TASK REQUIREMENTS = Print the listing below in its entirety, character for character.

TASK INPUT =
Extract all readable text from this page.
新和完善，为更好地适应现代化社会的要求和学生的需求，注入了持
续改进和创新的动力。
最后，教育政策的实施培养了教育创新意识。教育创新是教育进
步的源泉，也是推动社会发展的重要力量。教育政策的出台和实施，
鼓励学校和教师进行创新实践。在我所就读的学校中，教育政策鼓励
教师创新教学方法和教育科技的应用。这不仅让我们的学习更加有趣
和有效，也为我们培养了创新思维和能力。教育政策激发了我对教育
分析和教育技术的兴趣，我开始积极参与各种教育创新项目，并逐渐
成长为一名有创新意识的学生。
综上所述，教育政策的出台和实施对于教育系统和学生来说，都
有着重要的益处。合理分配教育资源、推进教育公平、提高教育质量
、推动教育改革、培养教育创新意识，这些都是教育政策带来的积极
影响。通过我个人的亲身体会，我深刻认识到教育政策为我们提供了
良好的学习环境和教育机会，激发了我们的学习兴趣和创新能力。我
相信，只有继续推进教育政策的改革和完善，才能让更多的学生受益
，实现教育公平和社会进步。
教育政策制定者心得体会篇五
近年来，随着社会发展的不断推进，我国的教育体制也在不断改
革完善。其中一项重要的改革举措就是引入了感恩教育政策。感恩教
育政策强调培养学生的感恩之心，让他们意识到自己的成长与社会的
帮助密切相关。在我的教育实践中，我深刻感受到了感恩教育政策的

ANSWER BELOW =
Extract all readable text from this page.
新和完善，为更好地适应现代化社会的要求和学生的需求，注入了持
续改进和创新的动力。
最后，教育政策的实施培养了教育创新意识。教育创新是教育进
步的源泉，也是推动社会发展的重要力量。教育政策的出台和实施，
鼓励学校和教师进行创新实践。在我所就读的学校中，教育政策鼓励
教师创新教学方法和教育科技的应用。这不仅让我们的学习更加有趣
和有效，也为我们培养了创新思维和能力。教育政策激发了我对教育
分析和教育技术的兴趣，我开始积极参与各种教育创新项目，并逐渐
成长为一名有创新意识的学生。
综上所述，教育政策的出台和实施对于教育系统和学生来说，都
有着重要的益处。合理分配教育资源、推进教育公平、提高教育质量
、推动教育改革、培养教育创新意识，这些都是教育政策带来的积极
影响。通过我个人的亲身体会，我深刻认识到教育政策为我们提供了
良好的学习环境和教育机会，激发了我们的学习兴趣和创新能力。我
相信，只有继续推进教育政策的改革和完善，才能让更多的学生受益
，实现教育公平和社会进步。
教育政策制定者心得体会篇五
近年来，随着社会发展的不断推进，我国的教育体制也在不断改
革完善。其中一项重要的改革举措就是引入了感恩教育政策。感恩教
育政策强调培养学生的感恩之心，让他们意识到自己的成长与社会的
帮助密切相关。在我的教育实践中，我深刻感受到了感恩教育政策的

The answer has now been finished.